> [TASK] Pull every line containing the word "uzyskiwane" from the records.

------ SOURCE DATA

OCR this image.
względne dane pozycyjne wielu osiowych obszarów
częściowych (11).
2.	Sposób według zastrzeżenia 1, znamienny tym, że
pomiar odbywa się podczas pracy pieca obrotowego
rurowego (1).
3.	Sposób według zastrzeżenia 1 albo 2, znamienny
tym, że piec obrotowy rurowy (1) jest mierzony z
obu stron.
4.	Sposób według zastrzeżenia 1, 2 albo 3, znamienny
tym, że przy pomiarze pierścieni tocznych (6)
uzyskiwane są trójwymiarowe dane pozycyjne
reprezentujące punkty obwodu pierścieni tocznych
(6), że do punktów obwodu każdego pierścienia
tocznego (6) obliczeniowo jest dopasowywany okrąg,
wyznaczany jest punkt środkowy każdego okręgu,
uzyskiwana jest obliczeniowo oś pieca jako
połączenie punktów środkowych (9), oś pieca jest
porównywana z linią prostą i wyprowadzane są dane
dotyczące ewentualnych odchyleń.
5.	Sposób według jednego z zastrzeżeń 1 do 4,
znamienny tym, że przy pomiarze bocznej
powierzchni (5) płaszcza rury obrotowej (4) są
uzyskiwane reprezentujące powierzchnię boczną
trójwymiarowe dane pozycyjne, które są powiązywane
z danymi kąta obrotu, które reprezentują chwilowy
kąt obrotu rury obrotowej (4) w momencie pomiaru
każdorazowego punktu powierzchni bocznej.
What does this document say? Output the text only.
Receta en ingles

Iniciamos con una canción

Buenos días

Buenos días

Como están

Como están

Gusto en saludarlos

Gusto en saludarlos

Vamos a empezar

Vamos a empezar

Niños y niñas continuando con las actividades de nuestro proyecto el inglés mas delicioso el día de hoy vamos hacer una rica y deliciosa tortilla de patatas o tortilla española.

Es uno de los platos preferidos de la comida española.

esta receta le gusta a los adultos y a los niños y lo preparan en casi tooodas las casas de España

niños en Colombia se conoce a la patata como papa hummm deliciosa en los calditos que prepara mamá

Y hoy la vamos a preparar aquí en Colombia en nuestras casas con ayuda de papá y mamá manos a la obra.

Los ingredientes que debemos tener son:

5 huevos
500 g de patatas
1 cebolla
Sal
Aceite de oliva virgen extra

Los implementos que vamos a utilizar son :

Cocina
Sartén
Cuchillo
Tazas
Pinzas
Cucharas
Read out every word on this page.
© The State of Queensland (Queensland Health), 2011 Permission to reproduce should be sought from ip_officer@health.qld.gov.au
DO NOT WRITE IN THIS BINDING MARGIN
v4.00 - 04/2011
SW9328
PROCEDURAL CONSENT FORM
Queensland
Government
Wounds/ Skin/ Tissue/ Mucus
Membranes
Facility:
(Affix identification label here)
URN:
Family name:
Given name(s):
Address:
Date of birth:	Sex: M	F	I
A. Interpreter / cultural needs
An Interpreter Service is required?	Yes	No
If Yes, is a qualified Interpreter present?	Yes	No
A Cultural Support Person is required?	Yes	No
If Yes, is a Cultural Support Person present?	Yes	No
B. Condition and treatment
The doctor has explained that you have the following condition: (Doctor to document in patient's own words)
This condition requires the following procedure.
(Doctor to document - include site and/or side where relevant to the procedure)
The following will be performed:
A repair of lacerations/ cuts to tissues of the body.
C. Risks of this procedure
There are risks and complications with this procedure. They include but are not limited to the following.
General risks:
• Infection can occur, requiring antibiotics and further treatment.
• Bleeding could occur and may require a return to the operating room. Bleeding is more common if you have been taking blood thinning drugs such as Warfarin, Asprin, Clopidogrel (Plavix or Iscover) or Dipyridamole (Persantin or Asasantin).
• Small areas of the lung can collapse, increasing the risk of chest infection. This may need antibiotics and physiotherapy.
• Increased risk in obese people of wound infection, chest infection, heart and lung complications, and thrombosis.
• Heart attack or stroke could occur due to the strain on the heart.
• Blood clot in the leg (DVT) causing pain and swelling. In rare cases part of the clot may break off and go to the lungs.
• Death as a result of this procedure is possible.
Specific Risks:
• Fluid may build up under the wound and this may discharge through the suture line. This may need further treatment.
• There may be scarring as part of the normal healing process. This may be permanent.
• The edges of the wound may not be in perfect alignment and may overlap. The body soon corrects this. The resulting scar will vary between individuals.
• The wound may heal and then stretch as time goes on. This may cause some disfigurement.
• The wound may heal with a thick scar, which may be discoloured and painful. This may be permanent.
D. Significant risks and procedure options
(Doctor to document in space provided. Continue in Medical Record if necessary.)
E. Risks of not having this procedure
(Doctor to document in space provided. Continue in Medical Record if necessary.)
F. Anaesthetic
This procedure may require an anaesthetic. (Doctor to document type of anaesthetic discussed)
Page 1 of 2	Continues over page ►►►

------------

> [EXERCISE SOLUTION]
uzyskiwane są trójwymiarowe dane pozycyjne
uzyskiwane reprezentujące powierzchnię boczną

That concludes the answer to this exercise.